Look through the data below. Pick out the lines holding the string "Emilia".

## BEGIN SUPPLIED RECORDS

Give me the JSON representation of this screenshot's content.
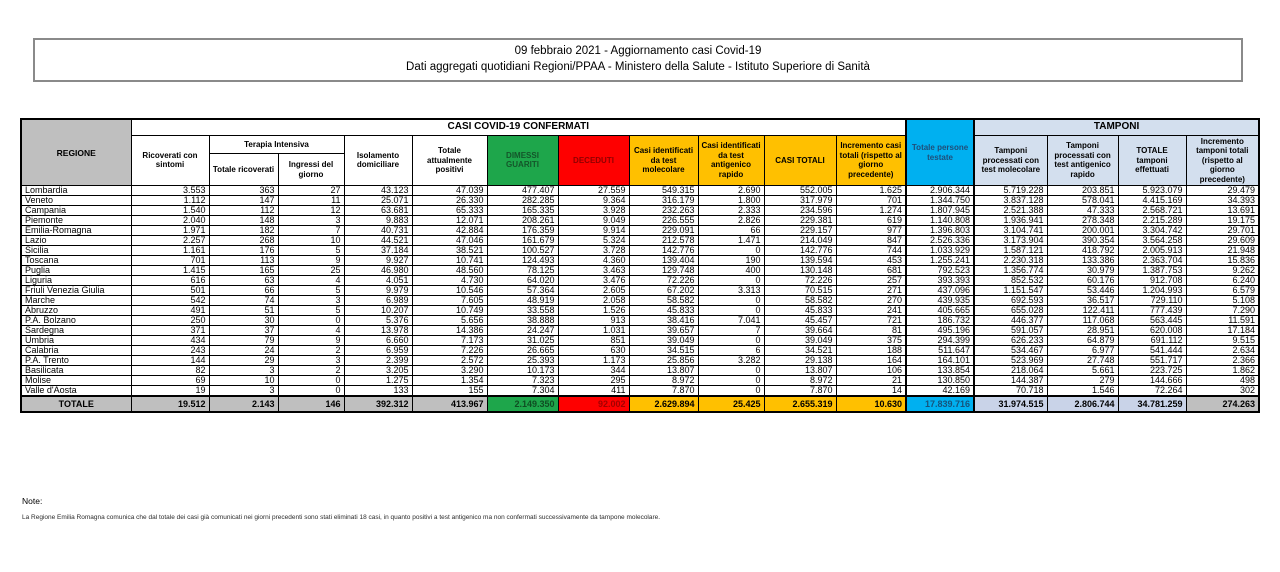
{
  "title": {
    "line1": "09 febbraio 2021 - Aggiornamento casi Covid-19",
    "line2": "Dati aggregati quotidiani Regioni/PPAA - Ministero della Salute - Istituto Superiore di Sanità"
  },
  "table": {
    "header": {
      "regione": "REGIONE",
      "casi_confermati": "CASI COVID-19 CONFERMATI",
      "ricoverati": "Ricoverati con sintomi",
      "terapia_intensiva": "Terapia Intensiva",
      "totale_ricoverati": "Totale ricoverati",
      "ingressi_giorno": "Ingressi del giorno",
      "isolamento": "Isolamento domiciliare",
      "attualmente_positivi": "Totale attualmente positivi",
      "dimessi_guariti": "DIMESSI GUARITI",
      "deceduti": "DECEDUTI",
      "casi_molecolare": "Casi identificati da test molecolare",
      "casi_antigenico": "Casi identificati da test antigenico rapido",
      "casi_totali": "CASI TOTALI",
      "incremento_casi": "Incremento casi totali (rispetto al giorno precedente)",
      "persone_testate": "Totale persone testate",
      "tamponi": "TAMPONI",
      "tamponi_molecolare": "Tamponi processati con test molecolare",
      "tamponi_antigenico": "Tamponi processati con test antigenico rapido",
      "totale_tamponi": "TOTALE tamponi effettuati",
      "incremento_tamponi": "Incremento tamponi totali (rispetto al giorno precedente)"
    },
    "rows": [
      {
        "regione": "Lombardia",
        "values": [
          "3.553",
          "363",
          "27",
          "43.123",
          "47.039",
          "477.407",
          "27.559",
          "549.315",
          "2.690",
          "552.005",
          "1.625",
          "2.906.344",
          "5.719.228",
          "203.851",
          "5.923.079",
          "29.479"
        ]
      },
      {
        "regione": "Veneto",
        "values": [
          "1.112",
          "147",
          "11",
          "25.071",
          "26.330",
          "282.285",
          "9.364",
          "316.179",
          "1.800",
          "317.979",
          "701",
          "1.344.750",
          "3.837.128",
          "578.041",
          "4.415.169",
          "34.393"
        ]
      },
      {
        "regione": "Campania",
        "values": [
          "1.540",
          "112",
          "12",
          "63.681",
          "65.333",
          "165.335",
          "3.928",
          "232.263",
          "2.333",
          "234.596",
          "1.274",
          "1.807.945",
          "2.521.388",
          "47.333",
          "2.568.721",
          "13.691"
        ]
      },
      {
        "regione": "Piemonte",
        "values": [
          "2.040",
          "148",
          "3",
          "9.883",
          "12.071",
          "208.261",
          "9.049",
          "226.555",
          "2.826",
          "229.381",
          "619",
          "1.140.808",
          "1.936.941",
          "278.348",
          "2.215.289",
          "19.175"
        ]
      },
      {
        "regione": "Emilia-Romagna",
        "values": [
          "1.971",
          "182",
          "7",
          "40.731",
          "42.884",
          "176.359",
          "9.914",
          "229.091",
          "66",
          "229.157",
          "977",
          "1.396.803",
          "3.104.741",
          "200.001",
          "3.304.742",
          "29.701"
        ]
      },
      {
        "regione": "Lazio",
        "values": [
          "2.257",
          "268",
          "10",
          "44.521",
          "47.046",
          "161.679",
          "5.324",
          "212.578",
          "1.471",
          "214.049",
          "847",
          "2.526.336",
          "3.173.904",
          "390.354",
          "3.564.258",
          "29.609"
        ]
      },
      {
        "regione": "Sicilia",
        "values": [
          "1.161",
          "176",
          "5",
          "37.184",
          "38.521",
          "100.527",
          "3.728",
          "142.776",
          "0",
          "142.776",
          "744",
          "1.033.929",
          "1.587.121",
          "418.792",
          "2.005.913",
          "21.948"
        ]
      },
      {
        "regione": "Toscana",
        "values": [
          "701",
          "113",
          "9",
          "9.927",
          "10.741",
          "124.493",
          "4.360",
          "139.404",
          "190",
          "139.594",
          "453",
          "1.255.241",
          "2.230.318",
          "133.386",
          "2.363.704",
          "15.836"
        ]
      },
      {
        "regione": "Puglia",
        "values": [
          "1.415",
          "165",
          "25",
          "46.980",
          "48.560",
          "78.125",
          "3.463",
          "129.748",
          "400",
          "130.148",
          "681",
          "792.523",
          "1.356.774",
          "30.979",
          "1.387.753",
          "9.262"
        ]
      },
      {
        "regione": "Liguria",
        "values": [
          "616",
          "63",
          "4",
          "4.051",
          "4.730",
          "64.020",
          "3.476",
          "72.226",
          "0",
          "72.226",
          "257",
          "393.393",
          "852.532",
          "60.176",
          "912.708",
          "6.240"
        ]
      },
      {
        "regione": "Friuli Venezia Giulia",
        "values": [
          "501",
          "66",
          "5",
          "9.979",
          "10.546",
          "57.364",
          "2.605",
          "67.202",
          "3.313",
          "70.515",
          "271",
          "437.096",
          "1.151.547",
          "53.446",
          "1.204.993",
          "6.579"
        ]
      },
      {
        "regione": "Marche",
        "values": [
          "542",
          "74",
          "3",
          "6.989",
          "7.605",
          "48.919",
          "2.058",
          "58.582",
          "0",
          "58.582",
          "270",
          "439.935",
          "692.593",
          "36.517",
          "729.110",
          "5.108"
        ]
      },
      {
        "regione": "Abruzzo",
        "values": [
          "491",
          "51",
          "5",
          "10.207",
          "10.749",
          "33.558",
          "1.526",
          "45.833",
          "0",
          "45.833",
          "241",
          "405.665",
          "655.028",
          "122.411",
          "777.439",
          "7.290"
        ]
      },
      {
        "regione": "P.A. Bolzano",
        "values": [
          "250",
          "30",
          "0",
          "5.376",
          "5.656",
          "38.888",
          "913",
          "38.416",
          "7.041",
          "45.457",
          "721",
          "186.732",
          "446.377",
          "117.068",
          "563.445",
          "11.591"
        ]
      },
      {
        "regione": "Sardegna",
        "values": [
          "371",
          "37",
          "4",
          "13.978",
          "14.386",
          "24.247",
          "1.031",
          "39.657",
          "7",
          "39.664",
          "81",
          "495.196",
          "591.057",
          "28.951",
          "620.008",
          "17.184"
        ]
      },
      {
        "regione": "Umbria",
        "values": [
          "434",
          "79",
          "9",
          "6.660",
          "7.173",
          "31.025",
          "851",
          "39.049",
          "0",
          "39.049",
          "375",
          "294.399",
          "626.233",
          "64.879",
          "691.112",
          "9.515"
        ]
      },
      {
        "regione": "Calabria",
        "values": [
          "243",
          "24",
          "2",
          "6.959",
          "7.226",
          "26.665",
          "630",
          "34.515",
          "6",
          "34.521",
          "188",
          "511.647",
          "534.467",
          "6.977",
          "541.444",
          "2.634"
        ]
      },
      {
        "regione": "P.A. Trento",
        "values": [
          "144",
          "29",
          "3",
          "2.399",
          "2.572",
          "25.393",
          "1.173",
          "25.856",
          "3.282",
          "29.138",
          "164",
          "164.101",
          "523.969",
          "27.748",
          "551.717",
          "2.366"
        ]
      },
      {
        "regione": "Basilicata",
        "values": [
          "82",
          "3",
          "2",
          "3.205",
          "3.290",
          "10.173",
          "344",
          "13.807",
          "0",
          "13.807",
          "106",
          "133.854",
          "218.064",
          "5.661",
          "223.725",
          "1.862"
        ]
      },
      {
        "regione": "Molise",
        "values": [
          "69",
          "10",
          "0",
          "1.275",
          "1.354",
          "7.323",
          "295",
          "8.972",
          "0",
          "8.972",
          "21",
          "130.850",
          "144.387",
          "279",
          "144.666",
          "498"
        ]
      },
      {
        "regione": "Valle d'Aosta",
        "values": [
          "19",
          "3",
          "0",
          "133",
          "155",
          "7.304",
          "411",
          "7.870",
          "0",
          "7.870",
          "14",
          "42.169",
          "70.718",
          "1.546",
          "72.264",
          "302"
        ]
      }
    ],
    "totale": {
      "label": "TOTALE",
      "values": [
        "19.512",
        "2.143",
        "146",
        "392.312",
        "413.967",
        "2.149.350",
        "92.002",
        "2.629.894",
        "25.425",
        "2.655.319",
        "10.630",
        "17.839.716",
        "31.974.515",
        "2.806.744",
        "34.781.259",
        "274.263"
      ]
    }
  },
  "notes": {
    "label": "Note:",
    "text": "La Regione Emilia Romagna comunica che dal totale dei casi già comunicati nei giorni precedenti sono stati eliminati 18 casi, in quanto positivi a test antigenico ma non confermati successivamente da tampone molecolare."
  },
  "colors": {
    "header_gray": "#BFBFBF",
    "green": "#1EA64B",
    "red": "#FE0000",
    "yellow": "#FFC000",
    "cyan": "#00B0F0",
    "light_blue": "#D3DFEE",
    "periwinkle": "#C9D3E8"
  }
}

## END SUPPLIED RECORDS

_EXERCISE OUTPUT_
        "regione": "Emilia-Romagna",
    "text": "La Regione Emilia Romagna comunica che dal totale dei casi già comunicati nei giorni precedenti sono stati eliminati 18 casi, in quanto positivi a test antigenico ma non confermati successivamente da tampone molecolare."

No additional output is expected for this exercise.